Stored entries
▬▬▬▬▬▬

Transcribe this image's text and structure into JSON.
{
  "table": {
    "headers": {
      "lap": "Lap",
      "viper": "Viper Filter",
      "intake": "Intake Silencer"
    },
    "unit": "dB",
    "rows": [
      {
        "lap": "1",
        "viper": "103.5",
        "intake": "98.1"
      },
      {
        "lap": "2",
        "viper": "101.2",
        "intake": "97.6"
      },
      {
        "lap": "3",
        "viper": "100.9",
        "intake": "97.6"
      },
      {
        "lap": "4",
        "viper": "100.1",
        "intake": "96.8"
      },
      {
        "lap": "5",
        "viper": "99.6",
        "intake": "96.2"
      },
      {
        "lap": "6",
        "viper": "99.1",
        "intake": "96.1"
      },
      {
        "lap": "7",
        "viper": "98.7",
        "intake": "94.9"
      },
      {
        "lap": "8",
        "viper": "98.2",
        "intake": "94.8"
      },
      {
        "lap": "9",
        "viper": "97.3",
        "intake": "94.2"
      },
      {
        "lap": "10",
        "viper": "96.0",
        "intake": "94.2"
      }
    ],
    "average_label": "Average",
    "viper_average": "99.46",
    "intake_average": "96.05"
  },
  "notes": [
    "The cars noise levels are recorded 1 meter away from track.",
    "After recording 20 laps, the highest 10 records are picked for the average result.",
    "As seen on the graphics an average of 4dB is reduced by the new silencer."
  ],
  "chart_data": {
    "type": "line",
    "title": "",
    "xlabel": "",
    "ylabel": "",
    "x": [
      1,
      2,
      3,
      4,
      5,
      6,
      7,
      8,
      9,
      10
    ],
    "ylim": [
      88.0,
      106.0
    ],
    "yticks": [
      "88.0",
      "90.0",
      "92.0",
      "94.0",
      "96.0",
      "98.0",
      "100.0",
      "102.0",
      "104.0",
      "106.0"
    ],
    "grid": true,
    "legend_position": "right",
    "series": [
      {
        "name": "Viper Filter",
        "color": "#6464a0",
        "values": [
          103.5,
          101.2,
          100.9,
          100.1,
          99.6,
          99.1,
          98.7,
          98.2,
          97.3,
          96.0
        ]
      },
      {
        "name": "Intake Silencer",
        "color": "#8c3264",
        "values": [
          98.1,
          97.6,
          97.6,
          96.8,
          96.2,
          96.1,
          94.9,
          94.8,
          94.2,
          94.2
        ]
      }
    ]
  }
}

▬▬▬▬▬▬

### EXERCISE PROMPT
From the listing, copy every line where the string "Filter" appears.

### SOLUTION
      "viper": "Viper Filter",
        "name": "Viper Filter",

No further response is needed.